The data>

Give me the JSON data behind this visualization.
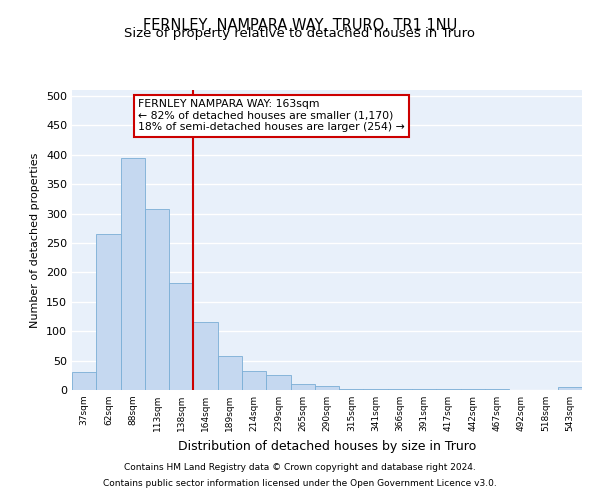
{
  "title": "FERNLEY, NAMPARA WAY, TRURO, TR1 1NU",
  "subtitle": "Size of property relative to detached houses in Truro",
  "xlabel": "Distribution of detached houses by size in Truro",
  "ylabel": "Number of detached properties",
  "categories": [
    "37sqm",
    "62sqm",
    "88sqm",
    "113sqm",
    "138sqm",
    "164sqm",
    "189sqm",
    "214sqm",
    "239sqm",
    "265sqm",
    "290sqm",
    "315sqm",
    "341sqm",
    "366sqm",
    "391sqm",
    "417sqm",
    "442sqm",
    "467sqm",
    "492sqm",
    "518sqm",
    "543sqm"
  ],
  "values": [
    30,
    265,
    395,
    308,
    182,
    115,
    58,
    32,
    25,
    11,
    6,
    2,
    1,
    1,
    1,
    1,
    1,
    1,
    0,
    0,
    5
  ],
  "bar_color": "#c5d8f0",
  "bar_edge_color": "#7aaed6",
  "vline_color": "#cc0000",
  "annotation_line1": "FERNLEY NAMPARA WAY: 163sqm",
  "annotation_line2": "← 82% of detached houses are smaller (1,170)",
  "annotation_line3": "18% of semi-detached houses are larger (254) →",
  "annotation_box_color": "#cc0000",
  "ylim": [
    0,
    510
  ],
  "yticks": [
    0,
    50,
    100,
    150,
    200,
    250,
    300,
    350,
    400,
    450,
    500
  ],
  "footer_line1": "Contains HM Land Registry data © Crown copyright and database right 2024.",
  "footer_line2": "Contains public sector information licensed under the Open Government Licence v3.0.",
  "bg_color": "#e8f0fa",
  "grid_color": "#ffffff",
  "title_fontsize": 10.5,
  "subtitle_fontsize": 9.5,
  "vline_xindex": 5
}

Requirement>
Filter out all lines lacking the word "FERNLEY" and copy the rest.

Worked answer>
  "title": "FERNLEY, NAMPARA WAY, TRURO, TR1 1NU",
  "annotation_line1": "FERNLEY NAMPARA WAY: 163sqm",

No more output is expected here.